WHAT IS REQUIRED: Reproduce all of the data word for word.

(Stored records)
## BEGIN

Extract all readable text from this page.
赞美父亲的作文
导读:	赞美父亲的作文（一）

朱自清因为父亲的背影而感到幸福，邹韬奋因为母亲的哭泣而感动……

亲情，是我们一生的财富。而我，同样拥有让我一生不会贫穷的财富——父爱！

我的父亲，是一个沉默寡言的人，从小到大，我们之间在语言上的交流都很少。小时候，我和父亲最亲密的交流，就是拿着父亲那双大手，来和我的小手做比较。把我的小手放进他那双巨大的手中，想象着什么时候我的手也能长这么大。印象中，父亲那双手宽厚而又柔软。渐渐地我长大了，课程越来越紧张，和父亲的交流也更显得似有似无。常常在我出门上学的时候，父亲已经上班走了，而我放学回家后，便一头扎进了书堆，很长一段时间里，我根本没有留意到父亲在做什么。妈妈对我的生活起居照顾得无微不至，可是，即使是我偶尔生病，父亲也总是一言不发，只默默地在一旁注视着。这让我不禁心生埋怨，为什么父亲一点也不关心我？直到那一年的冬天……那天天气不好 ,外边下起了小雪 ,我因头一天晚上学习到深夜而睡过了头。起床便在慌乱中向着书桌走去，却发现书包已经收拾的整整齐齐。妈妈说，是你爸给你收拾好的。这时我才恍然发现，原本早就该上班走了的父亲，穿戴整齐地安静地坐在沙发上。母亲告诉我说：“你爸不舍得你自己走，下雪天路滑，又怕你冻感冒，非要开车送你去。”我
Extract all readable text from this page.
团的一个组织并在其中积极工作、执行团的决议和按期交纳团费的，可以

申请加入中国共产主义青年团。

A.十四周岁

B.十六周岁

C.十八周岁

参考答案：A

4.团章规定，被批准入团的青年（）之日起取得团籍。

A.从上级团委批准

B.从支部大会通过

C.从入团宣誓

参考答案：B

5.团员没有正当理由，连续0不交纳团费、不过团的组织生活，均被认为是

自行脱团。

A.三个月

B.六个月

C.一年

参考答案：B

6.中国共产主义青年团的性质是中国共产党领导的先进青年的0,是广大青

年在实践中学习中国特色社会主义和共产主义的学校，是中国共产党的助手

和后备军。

## END

RESULT:
Extract all readable text from this page.
赞美父亲的作文
导读:	赞美父亲的作文（一）

朱自清因为父亲的背影而感到幸福，邹韬奋因为母亲的哭泣而感动……

亲情，是我们一生的财富。而我，同样拥有让我一生不会贫穷的财富——父爱！

我的父亲，是一个沉默寡言的人，从小到大，我们之间在语言上的交流都很少。小时候，我和父亲最亲密的交流，就是拿着父亲那双大手，来和我的小手做比较。把我的小手放进他那双巨大的手中，想象着什么时候我的手也能长这么大。印象中，父亲那双手宽厚而又柔软。渐渐地我长大了，课程越来越紧张，和父亲的交流也更显得似有似无。常常在我出门上学的时候，父亲已经上班走了，而我放学回家后，便一头扎进了书堆，很长一段时间里，我根本没有留意到父亲在做什么。妈妈对我的生活起居照顾得无微不至，可是，即使是我偶尔生病，父亲也总是一言不发，只默默地在一旁注视着。这让我不禁心生埋怨，为什么父亲一点也不关心我？直到那一年的冬天……那天天气不好 ,外边下起了小雪 ,我因头一天晚上学习到深夜而睡过了头。起床便在慌乱中向着书桌走去，却发现书包已经收拾的整整齐齐。妈妈说，是你爸给你收拾好的。这时我才恍然发现，原本早就该上班走了的父亲，穿戴整齐地安静地坐在沙发上。母亲告诉我说：“你爸不舍得你自己走，下雪天路滑，又怕你冻感冒，非要开车送你去。”我
Extract all readable text from this page.
团的一个组织并在其中积极工作、执行团的决议和按期交纳团费的，可以

申请加入中国共产主义青年团。

A.十四周岁

B.十六周岁

C.十八周岁

参考答案：A

4.团章规定，被批准入团的青年（）之日起取得团籍。

A.从上级团委批准

B.从支部大会通过

C.从入团宣誓

参考答案：B

5.团员没有正当理由，连续0不交纳团费、不过团的组织生活，均被认为是

自行脱团。

A.三个月

B.六个月

C.一年

参考答案：B

6.中国共产主义青年团的性质是中国共产党领导的先进青年的0,是广大青

年在实践中学习中国特色社会主义和共产主义的学校，是中国共产党的助手

和后备军。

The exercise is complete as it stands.